Collected data entries

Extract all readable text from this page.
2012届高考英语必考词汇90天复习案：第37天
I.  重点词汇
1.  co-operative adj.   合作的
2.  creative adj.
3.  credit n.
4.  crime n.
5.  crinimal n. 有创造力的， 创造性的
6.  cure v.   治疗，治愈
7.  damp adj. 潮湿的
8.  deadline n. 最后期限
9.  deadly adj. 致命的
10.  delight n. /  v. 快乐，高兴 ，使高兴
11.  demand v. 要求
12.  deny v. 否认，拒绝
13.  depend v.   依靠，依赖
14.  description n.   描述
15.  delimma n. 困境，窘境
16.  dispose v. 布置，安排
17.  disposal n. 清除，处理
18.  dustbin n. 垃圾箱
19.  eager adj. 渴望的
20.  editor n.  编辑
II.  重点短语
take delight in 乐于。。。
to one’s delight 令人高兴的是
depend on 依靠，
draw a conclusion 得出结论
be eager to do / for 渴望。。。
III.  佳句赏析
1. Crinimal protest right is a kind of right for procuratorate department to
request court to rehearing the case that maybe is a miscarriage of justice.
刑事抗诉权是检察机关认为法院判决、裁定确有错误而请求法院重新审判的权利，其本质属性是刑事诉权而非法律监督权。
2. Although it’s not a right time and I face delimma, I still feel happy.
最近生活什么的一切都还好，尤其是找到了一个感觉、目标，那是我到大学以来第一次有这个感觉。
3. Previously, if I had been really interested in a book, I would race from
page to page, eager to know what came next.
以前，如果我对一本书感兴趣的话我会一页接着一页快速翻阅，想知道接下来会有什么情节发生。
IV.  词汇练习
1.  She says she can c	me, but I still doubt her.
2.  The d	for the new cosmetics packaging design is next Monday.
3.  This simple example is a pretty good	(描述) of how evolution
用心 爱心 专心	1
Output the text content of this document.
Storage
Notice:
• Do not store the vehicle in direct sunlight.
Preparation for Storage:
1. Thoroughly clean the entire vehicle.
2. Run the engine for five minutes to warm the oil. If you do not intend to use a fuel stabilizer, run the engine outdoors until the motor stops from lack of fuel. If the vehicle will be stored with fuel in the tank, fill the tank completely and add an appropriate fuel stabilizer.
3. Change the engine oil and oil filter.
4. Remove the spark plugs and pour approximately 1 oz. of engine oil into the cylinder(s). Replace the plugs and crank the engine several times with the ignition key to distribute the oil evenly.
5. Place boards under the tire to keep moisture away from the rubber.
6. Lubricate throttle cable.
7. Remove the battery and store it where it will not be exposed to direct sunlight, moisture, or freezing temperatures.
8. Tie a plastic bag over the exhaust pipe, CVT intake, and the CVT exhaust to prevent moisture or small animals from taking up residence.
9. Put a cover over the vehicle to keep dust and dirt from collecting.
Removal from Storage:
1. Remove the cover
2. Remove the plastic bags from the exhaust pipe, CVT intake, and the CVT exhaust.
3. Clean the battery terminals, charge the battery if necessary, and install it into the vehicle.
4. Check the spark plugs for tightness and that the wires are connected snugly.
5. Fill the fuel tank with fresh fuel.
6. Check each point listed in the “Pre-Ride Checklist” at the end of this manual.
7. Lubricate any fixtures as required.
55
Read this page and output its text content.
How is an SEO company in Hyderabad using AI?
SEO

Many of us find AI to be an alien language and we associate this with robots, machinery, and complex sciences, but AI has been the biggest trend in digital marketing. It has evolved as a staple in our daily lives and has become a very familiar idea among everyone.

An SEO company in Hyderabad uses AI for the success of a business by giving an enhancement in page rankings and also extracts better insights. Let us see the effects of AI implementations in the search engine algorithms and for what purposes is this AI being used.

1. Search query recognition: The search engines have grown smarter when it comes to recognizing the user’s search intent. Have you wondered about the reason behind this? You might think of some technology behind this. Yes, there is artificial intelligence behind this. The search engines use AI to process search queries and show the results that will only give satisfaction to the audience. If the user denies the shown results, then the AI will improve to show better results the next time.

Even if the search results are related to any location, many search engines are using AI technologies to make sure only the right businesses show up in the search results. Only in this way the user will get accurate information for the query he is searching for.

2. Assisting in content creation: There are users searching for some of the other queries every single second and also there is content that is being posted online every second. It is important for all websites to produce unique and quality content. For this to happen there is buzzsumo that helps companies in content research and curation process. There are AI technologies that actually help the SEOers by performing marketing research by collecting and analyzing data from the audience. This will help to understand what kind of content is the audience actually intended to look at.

→ WHAT THE TASK ASKS:
Isolate the lines above that contain the word "Remove" and copy them.

→ FINAL RESULT:
4. Remove the spark plugs and pour approximately 1 oz. of engine oil into the cylinder(s). Replace the plugs and crank the engine several times with the ignition key to distribute the oil evenly.
7. Remove the battery and store it where it will not be exposed to direct sunlight, moisture, or freezing temperatures.
1. Remove the cover
2. Remove the plastic bags from the exhaust pipe, CVT intake, and the CVT exhaust.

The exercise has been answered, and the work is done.